◆ TEXTE DE LA PAGE
Je m'embarque dans un périple imprévu aujourd'hui.

Voilà. C'est que Sally et le staff de l'auberge où je loge à Chengdu (le Flip Flop) ont louée une mini-van pour une excursion rarement (voire jamais) prisée par les touristes étrangers.

Ça fait des mois qu'ils ont prévu le coup.

Sally l'enjouée m'a demandé de me joindre à leur groupe: le plan c'est qu'au retour, ils passeront par Leshan, ville où je voulais me rendre aujourd'hui, de toute façon.

Tout ça fait du sens.

J'accepte donc l'invitation... et me retrouve, sans contrôle mais en confiance, dans une mini-van avec les 5 chinois de l'auberge.

La destination demeure nébuleuse, mais Sally m'a parlé d'un train.

Voilà tout.

◆ CONSIGNE
Répondez à ces questions sur le récit d'excursion.
(a) Dans quelle ville se trouve l'auberge où loge la personne qui écrit ?
(b) Depuis combien de temps Sally et le staff de l'auberge ont-ils prévu l'excursion ?
(c) Par quelle ville le groupe doit-il passer au retour ?

◆ EXTRAITS DE DONNÉES
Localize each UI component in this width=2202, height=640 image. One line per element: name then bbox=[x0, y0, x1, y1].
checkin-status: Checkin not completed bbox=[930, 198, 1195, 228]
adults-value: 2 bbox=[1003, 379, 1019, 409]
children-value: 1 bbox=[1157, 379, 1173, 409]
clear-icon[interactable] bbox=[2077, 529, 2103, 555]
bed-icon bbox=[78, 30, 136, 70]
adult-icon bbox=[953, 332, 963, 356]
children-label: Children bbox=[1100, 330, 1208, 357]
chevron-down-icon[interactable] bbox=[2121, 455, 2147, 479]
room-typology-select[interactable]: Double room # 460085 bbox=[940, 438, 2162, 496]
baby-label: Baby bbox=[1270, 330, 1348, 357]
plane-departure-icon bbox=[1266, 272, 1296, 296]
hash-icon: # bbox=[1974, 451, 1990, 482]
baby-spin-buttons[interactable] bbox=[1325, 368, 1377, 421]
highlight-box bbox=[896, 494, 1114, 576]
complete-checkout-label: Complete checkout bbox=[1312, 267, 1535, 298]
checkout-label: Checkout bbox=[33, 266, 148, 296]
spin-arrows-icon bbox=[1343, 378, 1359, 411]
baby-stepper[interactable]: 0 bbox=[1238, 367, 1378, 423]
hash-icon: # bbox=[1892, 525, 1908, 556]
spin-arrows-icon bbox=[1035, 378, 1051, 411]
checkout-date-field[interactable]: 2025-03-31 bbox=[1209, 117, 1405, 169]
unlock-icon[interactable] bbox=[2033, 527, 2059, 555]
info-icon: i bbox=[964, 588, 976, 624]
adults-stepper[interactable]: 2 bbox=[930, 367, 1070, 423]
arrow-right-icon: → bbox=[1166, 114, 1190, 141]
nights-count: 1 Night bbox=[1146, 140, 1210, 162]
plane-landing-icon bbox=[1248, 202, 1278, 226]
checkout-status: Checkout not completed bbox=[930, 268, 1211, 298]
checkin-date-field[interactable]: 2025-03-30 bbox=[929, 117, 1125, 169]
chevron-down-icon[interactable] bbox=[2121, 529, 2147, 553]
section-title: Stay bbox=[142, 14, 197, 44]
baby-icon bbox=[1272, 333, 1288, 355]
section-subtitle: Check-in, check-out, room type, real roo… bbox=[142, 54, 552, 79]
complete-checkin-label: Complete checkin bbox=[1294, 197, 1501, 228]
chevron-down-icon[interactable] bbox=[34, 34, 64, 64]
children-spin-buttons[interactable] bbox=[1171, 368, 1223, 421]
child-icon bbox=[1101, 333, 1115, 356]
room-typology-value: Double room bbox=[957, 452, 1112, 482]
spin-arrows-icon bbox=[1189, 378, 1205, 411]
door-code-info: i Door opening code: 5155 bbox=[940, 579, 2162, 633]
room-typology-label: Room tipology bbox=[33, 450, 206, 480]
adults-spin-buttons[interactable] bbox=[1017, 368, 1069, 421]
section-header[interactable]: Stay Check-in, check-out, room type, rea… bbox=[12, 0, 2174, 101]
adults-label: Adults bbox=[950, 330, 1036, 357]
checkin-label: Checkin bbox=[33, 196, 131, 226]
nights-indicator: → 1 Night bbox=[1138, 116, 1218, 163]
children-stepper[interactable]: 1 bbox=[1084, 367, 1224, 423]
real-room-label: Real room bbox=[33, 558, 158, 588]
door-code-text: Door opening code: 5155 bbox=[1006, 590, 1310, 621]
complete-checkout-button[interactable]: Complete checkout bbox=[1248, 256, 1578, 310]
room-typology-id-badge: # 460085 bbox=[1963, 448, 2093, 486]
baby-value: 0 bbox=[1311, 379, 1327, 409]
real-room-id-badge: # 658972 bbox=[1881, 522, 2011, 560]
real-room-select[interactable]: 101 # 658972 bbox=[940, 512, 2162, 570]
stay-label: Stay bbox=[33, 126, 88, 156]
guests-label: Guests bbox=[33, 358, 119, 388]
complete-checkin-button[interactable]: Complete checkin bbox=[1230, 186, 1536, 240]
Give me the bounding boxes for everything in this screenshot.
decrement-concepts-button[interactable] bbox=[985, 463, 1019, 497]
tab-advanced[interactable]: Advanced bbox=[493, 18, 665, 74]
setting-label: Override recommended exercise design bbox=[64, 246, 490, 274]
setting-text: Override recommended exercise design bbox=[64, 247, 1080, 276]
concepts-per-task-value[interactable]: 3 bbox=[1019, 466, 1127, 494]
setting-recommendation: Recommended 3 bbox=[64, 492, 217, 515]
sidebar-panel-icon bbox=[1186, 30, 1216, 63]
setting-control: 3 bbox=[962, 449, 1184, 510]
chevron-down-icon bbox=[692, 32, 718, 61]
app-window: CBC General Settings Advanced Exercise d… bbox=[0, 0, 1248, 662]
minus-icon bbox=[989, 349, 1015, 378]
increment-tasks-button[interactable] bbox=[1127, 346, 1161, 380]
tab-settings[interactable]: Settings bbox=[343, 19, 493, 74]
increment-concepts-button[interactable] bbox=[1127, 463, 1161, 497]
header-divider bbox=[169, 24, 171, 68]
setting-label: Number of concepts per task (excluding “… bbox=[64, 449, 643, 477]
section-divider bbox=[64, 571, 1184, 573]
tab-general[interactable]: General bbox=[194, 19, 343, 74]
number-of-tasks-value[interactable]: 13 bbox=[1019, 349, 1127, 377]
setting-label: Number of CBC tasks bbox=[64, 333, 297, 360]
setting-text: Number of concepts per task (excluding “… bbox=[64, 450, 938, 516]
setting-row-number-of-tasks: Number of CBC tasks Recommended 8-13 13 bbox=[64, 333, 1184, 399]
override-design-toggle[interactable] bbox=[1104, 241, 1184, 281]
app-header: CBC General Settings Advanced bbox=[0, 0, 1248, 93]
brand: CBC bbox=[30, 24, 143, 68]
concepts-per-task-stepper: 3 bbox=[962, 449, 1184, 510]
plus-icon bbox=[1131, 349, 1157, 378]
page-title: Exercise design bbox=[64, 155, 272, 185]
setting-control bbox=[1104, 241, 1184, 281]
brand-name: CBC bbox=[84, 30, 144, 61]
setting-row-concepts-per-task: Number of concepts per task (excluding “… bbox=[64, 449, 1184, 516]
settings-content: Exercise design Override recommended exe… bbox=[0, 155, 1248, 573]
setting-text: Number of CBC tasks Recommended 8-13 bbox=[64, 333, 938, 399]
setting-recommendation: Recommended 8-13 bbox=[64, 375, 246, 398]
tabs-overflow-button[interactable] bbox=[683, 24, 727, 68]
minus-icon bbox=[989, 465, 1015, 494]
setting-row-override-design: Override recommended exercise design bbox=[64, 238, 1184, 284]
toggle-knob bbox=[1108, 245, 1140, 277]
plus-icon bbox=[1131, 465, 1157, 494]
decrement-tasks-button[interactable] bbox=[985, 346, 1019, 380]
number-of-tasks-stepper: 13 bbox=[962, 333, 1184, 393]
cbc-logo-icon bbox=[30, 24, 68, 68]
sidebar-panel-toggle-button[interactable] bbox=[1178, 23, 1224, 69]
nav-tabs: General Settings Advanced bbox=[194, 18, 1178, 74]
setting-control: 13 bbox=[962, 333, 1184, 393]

◆ RÉPONSE
(a) À Chengdu (l'auberge s'appelle le Flip Flop).
(b) Depuis des mois.
(c) Par Leshan.